#### Problem description
Please copy the material from its first line through the line with "page-size-select[interactable]: 10 ▲", swapping every "interactable" for "clickable" and leaving everything else unchanged.

#### Labeled box records
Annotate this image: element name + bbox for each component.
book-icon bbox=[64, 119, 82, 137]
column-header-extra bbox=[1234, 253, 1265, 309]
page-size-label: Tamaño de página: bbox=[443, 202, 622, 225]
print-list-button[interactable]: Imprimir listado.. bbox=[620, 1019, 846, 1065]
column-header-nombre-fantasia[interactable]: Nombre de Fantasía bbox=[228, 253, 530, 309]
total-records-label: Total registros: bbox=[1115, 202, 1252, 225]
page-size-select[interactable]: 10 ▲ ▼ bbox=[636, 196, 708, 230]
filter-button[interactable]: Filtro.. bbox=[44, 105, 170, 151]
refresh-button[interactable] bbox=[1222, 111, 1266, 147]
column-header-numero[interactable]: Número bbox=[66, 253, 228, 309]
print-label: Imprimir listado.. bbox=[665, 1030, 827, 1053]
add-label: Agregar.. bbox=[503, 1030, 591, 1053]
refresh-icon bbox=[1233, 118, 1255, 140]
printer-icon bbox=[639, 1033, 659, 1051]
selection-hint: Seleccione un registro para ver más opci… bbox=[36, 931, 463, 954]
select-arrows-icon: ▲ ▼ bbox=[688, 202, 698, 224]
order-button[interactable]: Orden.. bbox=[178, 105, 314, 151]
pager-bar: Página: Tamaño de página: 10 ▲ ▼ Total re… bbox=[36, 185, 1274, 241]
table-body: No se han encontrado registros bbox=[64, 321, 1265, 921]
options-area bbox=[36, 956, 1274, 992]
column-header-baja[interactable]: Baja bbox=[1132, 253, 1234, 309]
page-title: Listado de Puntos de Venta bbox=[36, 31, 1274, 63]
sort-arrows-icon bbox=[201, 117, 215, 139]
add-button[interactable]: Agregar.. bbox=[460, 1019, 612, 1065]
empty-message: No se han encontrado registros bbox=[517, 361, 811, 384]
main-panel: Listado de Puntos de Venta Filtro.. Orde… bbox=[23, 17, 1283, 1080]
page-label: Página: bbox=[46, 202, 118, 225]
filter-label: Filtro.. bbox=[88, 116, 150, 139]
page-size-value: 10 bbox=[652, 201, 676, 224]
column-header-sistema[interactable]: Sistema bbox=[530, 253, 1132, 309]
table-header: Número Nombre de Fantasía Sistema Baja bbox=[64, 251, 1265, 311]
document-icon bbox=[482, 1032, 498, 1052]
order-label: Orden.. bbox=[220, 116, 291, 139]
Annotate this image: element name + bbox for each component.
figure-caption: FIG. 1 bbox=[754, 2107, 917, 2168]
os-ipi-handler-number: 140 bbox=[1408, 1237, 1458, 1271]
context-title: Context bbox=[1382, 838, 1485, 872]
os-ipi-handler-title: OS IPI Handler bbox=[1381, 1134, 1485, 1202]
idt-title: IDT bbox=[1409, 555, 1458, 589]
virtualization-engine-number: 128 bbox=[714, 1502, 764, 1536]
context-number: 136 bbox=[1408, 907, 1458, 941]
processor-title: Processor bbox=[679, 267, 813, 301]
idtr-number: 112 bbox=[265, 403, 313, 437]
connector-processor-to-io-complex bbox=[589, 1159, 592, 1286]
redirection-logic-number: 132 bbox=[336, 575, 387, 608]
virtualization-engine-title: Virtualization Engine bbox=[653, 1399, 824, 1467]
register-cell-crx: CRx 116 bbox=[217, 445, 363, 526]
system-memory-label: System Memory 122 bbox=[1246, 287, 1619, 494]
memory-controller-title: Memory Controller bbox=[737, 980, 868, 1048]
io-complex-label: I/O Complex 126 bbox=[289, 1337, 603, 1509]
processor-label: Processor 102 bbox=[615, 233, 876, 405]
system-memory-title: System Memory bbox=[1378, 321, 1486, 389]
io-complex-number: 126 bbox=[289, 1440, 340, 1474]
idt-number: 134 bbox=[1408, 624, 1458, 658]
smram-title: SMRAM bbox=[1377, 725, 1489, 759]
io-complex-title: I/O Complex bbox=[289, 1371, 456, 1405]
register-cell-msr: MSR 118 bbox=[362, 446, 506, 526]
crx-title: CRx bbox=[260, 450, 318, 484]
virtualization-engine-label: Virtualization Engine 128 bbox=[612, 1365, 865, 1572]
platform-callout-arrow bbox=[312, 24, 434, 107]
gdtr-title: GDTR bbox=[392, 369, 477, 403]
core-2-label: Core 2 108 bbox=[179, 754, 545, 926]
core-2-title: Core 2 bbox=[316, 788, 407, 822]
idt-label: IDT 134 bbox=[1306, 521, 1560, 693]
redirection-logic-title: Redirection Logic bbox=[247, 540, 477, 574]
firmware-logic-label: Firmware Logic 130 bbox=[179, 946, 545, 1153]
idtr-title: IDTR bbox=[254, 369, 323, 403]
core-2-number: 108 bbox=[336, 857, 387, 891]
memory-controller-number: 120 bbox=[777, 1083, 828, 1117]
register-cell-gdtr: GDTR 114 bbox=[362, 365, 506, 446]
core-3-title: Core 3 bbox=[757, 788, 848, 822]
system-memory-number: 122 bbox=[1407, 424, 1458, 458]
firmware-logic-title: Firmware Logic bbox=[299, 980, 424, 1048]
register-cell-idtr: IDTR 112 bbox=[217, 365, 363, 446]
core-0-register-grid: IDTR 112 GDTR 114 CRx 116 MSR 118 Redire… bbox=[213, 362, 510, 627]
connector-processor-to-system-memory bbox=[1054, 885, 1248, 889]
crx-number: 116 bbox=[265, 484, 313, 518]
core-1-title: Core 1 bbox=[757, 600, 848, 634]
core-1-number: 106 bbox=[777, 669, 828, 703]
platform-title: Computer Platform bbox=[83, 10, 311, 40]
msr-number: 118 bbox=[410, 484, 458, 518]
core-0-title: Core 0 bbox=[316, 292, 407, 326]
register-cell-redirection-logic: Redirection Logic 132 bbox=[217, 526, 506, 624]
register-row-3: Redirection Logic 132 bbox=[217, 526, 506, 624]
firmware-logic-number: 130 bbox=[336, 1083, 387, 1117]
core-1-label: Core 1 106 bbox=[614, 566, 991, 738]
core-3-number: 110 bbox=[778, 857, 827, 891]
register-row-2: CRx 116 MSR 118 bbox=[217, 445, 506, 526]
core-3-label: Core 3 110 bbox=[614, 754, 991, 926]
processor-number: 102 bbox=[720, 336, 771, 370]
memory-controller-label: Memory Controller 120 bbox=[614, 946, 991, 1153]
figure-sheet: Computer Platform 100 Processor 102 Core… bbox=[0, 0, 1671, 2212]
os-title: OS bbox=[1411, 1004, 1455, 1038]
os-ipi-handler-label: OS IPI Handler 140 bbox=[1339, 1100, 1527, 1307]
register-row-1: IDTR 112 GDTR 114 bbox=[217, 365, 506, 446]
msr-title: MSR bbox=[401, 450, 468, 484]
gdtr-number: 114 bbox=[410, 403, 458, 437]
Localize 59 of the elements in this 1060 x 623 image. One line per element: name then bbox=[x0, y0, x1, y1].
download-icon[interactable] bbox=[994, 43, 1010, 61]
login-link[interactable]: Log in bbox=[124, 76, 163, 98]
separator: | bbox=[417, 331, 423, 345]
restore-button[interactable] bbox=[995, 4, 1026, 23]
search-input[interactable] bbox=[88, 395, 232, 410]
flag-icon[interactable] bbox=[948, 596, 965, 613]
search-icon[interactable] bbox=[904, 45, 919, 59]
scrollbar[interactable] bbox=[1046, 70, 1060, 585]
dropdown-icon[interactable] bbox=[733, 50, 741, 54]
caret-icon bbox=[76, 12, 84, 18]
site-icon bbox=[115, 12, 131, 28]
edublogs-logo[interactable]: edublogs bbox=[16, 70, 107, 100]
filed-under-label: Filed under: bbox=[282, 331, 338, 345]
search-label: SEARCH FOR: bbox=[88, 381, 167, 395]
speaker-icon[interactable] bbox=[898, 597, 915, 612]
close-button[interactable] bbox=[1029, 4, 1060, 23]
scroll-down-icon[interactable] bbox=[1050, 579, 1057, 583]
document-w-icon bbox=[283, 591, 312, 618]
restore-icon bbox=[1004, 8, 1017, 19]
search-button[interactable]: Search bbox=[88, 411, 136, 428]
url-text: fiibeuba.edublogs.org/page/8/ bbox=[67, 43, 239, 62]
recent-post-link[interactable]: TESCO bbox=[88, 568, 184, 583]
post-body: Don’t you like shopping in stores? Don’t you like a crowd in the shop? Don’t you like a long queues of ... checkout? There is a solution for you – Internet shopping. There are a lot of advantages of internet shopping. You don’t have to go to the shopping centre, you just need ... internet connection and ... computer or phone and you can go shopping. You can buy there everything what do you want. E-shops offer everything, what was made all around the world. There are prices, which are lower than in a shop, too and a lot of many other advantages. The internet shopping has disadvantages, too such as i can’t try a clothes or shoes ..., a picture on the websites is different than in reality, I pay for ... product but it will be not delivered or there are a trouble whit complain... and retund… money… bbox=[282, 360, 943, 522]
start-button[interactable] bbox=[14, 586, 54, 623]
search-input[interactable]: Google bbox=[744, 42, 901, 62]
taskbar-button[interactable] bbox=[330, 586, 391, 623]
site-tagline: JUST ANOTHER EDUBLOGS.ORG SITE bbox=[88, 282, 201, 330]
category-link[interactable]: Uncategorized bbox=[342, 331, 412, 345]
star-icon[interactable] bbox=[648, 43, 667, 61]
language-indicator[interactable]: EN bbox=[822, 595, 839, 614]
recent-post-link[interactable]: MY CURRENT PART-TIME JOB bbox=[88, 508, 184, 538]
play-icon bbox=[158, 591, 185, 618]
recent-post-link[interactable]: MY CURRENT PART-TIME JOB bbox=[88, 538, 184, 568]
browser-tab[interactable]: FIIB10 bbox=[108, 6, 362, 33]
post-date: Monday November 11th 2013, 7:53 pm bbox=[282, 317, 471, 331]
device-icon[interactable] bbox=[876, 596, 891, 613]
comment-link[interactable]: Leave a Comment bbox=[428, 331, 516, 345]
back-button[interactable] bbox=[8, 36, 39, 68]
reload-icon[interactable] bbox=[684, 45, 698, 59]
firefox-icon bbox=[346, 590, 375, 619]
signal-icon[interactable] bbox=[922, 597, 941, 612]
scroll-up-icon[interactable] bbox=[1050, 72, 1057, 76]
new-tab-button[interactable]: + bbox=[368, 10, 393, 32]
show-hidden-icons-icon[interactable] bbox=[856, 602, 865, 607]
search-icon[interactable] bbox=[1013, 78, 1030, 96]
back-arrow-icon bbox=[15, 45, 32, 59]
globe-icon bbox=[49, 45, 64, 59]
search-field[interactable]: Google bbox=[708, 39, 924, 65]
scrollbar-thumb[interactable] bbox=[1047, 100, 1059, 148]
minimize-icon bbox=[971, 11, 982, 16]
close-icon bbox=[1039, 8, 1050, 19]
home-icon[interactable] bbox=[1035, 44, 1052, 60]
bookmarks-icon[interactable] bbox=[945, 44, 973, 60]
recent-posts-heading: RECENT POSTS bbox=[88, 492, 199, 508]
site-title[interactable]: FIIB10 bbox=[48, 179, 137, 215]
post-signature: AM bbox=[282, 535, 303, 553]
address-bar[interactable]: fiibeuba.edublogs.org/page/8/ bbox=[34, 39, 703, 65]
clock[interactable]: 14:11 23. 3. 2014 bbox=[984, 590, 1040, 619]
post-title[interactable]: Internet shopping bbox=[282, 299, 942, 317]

#### Response for this exercise
Annotate this image: element name + bbox for each component.
book-icon bbox=[64, 119, 82, 137]
column-header-extra bbox=[1234, 253, 1265, 309]
page-size-label: Tamaño de página: bbox=[443, 202, 622, 225]
print-list-button[clickable]: Imprimir listado.. bbox=[620, 1019, 846, 1065]
column-header-nombre-fantasia[clickable]: Nombre de Fantasía bbox=[228, 253, 530, 309]
total-records-label: Total registros: bbox=[1115, 202, 1252, 225]
page-size-select[clickable]: 10 ▲ ▼ bbox=[636, 196, 708, 230]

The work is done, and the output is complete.